Kawhi Leonard carrying hopes of a franchise, dreams of a city on his back

Toronto Raptors forward Kawhi Leonard hoists the trophy after the Raptors won the Eastern Conference Final against the Milwaukee Bucks. (Frank Gunn/CP)

TORONTO — It’s Kawhi’s team. Maybe even his city. We just live here.

For 24 years the Toronto Raptors have been trying to find their way, break through. Be a factor. Get noticed.

One season has changed all of that. One night has changed everything.

The Raptors are going to the NBA Finals. They will play the Golden State Warriors, the two-time defending champions, the best team of this and quite possibly any generation.

For years Kyle Lowry, the Raptors’ longest-serving player, has helped the team to remarkable regular seasons that ended in varying degrees of playoff disappointment.

On Saturday night Lowry’s kids were wrestling around on the floor at Scotiabank Arena littered with confetti.

The Finals start on Thursday in Toronto. The basketball world will be coming here and staying the weekend. The Raptors are hosting the party.

Leonard brought them here because the enigmatic superstar came North via trade and has given it everything. The only load Leonard is managing now are the dreams of a city, the hopes of a franchise, the imagination of a nation.

It seem like he’s up to it.

“He’s been unbelievable,” said Raptors president Masai Ujiri during the trophy presentation. “He’s the best player in the league and we’re happy he’s in Toronto.”

For how long — Leonard, you may have heard, is a free agent this summer — doesn’t really matter. Not now. He’s here and he’s delivered.

The signature moment in Toronto’s Eastern Conference Finals-clinching 100-94 win over the Milwaukee Bucks came with 6:46 remaining in the fourth quarter after Lowry had forced a steal on Bucks’ Khris Middleton and went racing down the floor for a fast break, only to be reeled in by the long legs of Bucks star Giannis Antetokounmpo.

WORK REQUIRED: Transcribe the whole article on Kawhi Leonard and the Raptors' run to the NBA Finals word for word, from the headline through the final sentence.

DATASET EXCERPT:
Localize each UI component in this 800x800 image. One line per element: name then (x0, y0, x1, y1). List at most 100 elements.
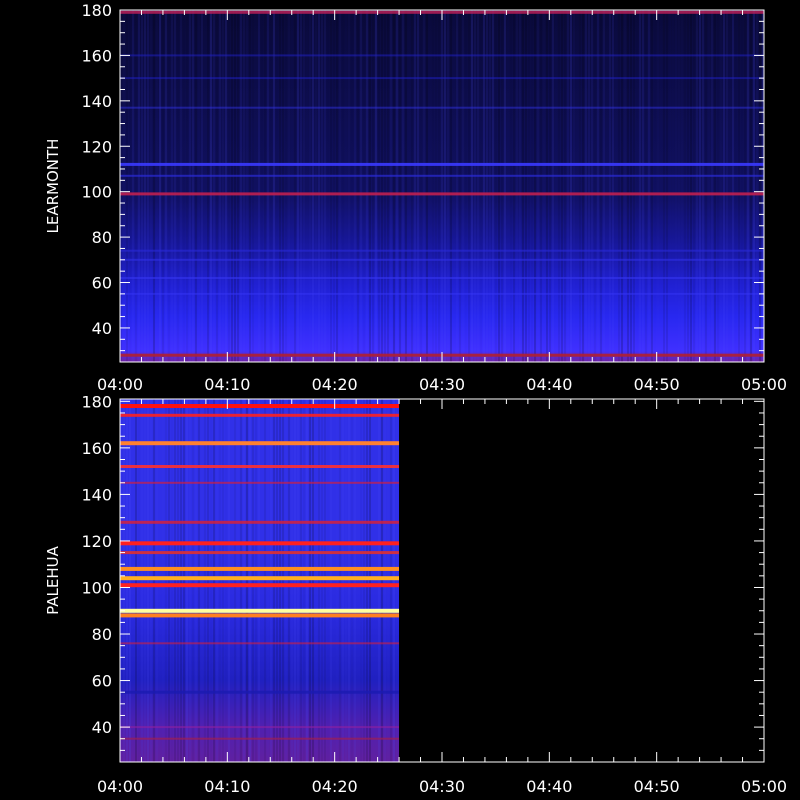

OUTPUT FOR THIS TASK:
Kawhi Leonard carrying hopes of a franchise, dreams of a city on his back

Toronto Raptors forward Kawhi Leonard hoists the trophy after the Raptors won the Eastern Conference Final against the Milwaukee Bucks. (Frank Gunn/CP)

TORONTO — It’s Kawhi’s team. Maybe even his city. We just live here.

For 24 years the Toronto Raptors have been trying to find their way, break through. Be a factor. Get noticed.

One season has changed all of that. One night has changed everything.

The Raptors are going to the NBA Finals. They will play the Golden State Warriors, the two-time defending champions, the best team of this and quite possibly any generation.

For years Kyle Lowry, the Raptors’ longest-serving player, has helped the team to remarkable regular seasons that ended in varying degrees of playoff disappointment.

On Saturday night Lowry’s kids were wrestling around on the floor at Scotiabank Arena littered with confetti.

The Finals start on Thursday in Toronto. The basketball world will be coming here and staying the weekend. The Raptors are hosting the party.

Leonard brought them here because the enigmatic superstar came North via trade and has given it everything. The only load Leonard is managing now are the dreams of a city, the hopes of a franchise, the imagination of a nation.

It seem like he’s up to it.

“He’s been unbelievable,” said Raptors president Masai Ujiri during the trophy presentation. “He’s the best player in the league and we’re happy he’s in Toronto.”

For how long — Leonard, you may have heard, is a free agent this summer — doesn’t really matter. Not now. He’s here and he’s delivered.

The signature moment in Toronto’s Eastern Conference Finals-clinching 100-94 win over the Milwaukee Bucks came with 6:46 remaining in the fourth quarter after Lowry had forced a steal on Bucks’ Khris Middleton and went racing down the floor for a fast break, only to be reeled in by the long legs of Bucks star Giannis Antetokounmpo.